Instructions to follow: Retype each record shown below, leaving every character as it is.

start Given entries

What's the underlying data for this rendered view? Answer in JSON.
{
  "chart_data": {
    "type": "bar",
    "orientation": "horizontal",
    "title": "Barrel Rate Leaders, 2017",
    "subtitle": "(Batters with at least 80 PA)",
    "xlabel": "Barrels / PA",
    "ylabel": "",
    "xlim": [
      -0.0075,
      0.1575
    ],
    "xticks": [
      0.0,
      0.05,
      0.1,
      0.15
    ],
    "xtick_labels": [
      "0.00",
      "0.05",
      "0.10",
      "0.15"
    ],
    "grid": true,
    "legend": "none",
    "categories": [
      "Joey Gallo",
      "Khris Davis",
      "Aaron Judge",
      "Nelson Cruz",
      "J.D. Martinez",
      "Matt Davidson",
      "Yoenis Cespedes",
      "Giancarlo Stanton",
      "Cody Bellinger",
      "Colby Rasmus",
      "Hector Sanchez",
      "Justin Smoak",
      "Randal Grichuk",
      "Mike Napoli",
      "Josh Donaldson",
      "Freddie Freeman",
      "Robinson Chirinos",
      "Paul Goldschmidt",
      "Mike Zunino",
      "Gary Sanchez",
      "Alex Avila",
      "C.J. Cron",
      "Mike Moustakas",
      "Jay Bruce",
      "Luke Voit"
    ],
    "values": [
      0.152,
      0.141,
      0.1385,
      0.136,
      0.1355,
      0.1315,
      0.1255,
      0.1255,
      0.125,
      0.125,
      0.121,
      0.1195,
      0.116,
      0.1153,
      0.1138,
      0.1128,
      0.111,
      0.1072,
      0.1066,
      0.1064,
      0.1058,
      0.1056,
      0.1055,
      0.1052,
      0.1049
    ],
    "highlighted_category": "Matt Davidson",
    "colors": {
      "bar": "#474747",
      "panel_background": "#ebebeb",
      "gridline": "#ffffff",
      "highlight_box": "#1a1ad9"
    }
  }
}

end Given entries

Solution to the exercise:
What's the underlying data for this rendered view? Answer in JSON.
{
  "chart_data": {
    "type": "bar",
    "orientation": "horizontal",
    "title": "Barrel Rate Leaders, 2017",
    "subtitle": "(Batters with at least 80 PA)",
    "xlabel": "Barrels / PA",
    "ylabel": "",
    "xlim": [
      -0.0075,
      0.1575
    ],
    "xticks": [
      0.0,
      0.05,
      0.1,
      0.15
    ],
    "xtick_labels": [
      "0.00",
      "0.05",
      "0.10",
      "0.15"
    ],
    "grid": true,
    "legend": "none",
    "categories": [
      "Joey Gallo",
      "Khris Davis",
      "Aaron Judge",
      "Nelson Cruz",
      "J.D. Martinez",
      "Matt Davidson",
      "Yoenis Cespedes",
      "Giancarlo Stanton",
      "Cody Bellinger",
      "Colby Rasmus",
      "Hector Sanchez",
      "Justin Smoak",
      "Randal Grichuk",
      "Mike Napoli",
      "Josh Donaldson",
      "Freddie Freeman",
      "Robinson Chirinos",
      "Paul Goldschmidt",
      "Mike Zunino",
      "Gary Sanchez",
      "Alex Avila",
      "C.J. Cron",
      "Mike Moustakas",
      "Jay Bruce",
      "Luke Voit"
    ],
    "values": [
      0.152,
      0.141,
      0.1385,
      0.136,
      0.1355,
      0.1315,
      0.1255,
      0.1255,
      0.125,
      0.125,
      0.121,
      0.1195,
      0.116,
      0.1153,
      0.1138,
      0.1128,
      0.111,
      0.1072,
      0.1066,
      0.1064,
      0.1058,
      0.1056,
      0.1055,
      0.1052,
      0.1049
    ],
    "highlighted_category": "Matt Davidson",
    "colors": {
      "bar": "#474747",
      "panel_background": "#ebebeb",
      "gridline": "#ffffff",
      "highlight_box": "#1a1ad9"
    }
  }
}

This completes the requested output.